State how many lines in the records hold the word "Output", giving the number and no other text.
---- DATA SHOWN
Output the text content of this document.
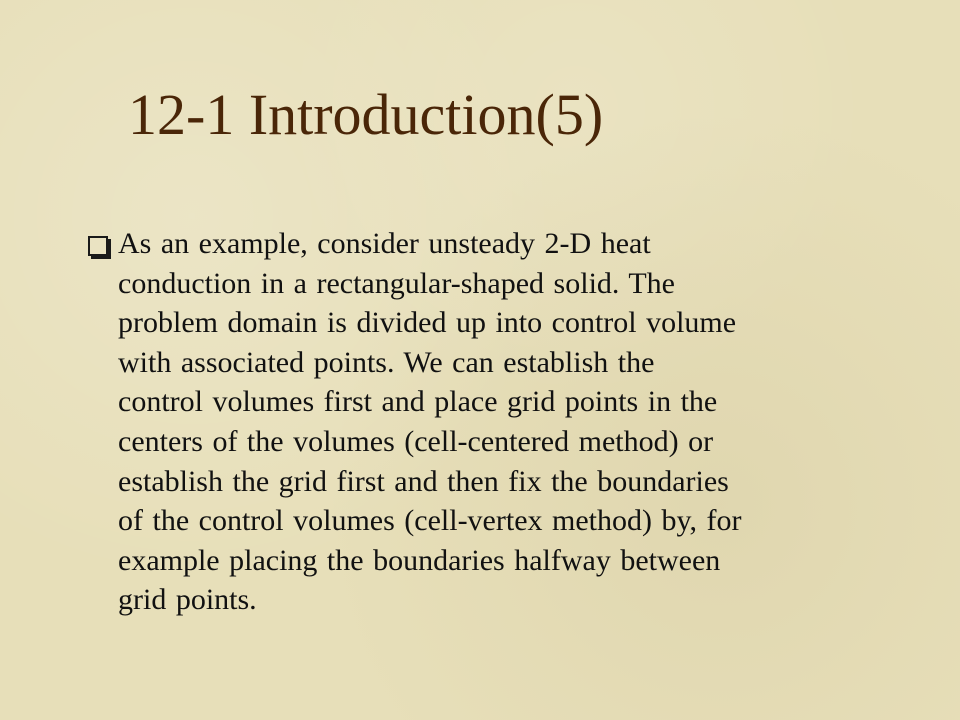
12-1 Introduction(5)

As an example, consider unsteady 2-D heat
conduction in a rectangular-shaped solid. The
problem domain is divided up into control volume
with associated points. We can establish the
control volumes first and place grid points in the
centers of the volumes (cell-centered method) or
establish the grid first and then fix the boundaries
of the control volumes (cell-vertex method) by, for
example placing the boundaries halfway between
grid points.
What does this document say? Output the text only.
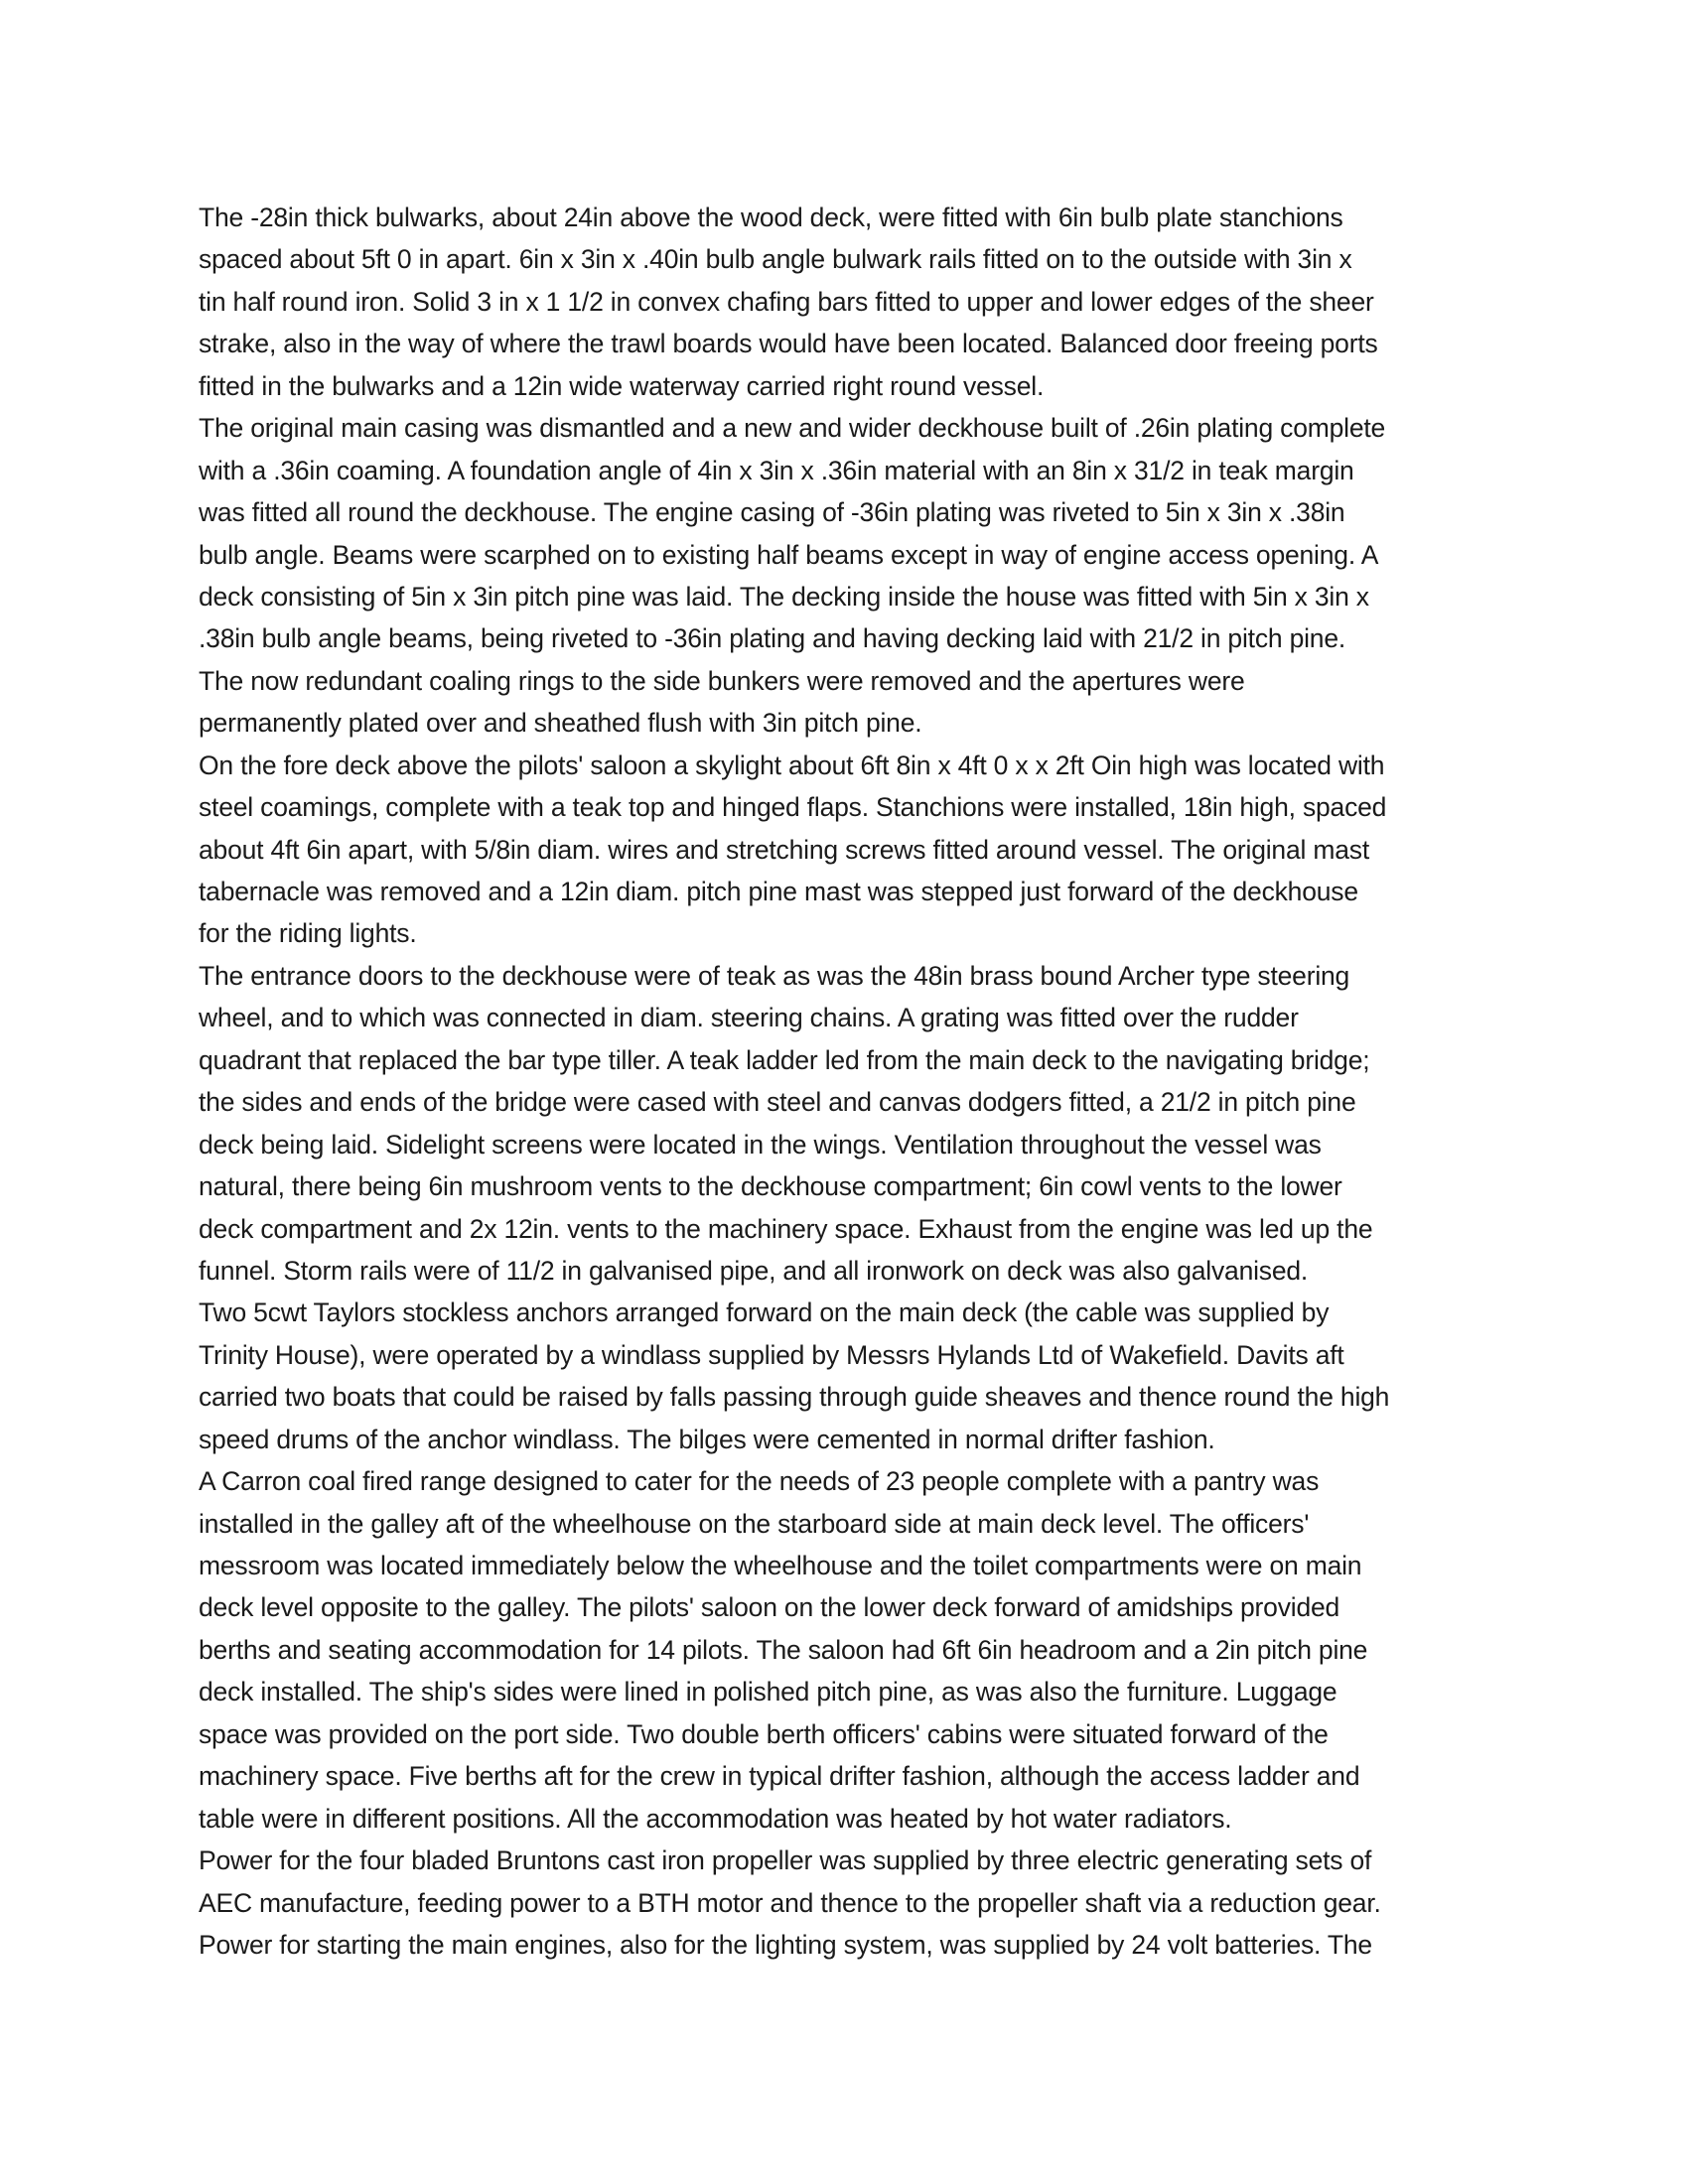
The -28in thick bulwarks, about 24in above the wood deck, were fitted with 6in bulb plate stanchions
spaced about 5ft 0 in apart. 6in x 3in x .40in bulb angle bulwark rails fitted on to the outside with 3in x
tin half round iron. Solid 3 in x 1 1/2 in convex chafing bars fitted to upper and lower edges of the sheer
strake, also in the way of where the trawl boards would have been located. Balanced door freeing ports
fitted in the bulwarks and a 12in wide waterway carried right round vessel.
The original main casing was dismantled and a new and wider deckhouse built of .26in plating complete
with a .36in coaming. A foundation angle of 4in x 3in x .36in material with an 8in x 31/2 in teak margin
was fitted all round the deckhouse. The engine casing of -36in plating was riveted to 5in x 3in x .38in
bulb angle. Beams were scarphed on to existing half beams except in way of engine access opening. A
deck consisting of 5in x 3in pitch pine was laid. The decking inside the house was fitted with 5in x 3in x
.38in bulb angle beams, being riveted to -36in plating and having decking laid with 21/2 in pitch pine.
The now redundant coaling rings to the side bunkers were removed and the apertures were
permanently plated over and sheathed flush with 3in pitch pine.
On the fore deck above the pilots' saloon a skylight about 6ft 8in x 4ft 0 x x 2ft Oin high was located with
steel coamings, complete with a teak top and hinged flaps. Stanchions were installed, 18in high, spaced
about 4ft 6in apart, with 5/8in diam. wires and stretching screws fitted around vessel. The original mast
tabernacle was removed and a 12in diam. pitch pine mast was stepped just forward of the deckhouse
for the riding lights.
The entrance doors to the deckhouse were of teak as was the 48in brass bound Archer type steering
wheel, and to which was connected in diam. steering chains. A grating was fitted over the rudder
quadrant that replaced the bar type tiller. A teak ladder led from the main deck to the navigating bridge;
the sides and ends of the bridge were cased with steel and canvas dodgers fitted, a 21/2 in pitch pine
deck being laid. Sidelight screens were located in the wings. Ventilation throughout the vessel was
natural, there being 6in mushroom vents to the deckhouse compartment; 6in cowl vents to the lower
deck compartment and 2x 12in. vents to the machinery space. Exhaust from the engine was led up the
funnel. Storm rails were of 11/2 in galvanised pipe, and all ironwork on deck was also galvanised.
Two 5cwt Taylors stockless anchors arranged forward on the main deck (the cable was supplied by
Trinity House), were operated by a windlass supplied by Messrs Hylands Ltd of Wakefield. Davits aft
carried two boats that could be raised by falls passing through guide sheaves and thence round the high
speed drums of the anchor windlass. The bilges were cemented in normal drifter fashion.
A Carron coal fired range designed to cater for the needs of 23 people complete with a pantry was
installed in the galley aft of the wheelhouse on the starboard side at main deck level. The officers'
messroom was located immediately below the wheelhouse and the toilet compartments were on main
deck level opposite to the galley. The pilots' saloon on the lower deck forward of amidships provided
berths and seating accommodation for 14 pilots. The saloon had 6ft 6in headroom and a 2in pitch pine
deck installed. The ship's sides were lined in polished pitch pine, as was also the furniture. Luggage
space was provided on the port side. Two double berth officers' cabins were situated forward of the
machinery space. Five berths aft for the crew in typical drifter fashion, although the access ladder and
table were in different positions. All the accommodation was heated by hot water radiators.
Power for the four bladed Bruntons cast iron propeller was supplied by three electric generating sets of
AEC manufacture, feeding power to a BTH motor and thence to the propeller shaft via a reduction gear.
Power for starting the main engines, also for the lighting system, was supplied by 24 volt batteries. The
--------
TASK RESULT ▸
2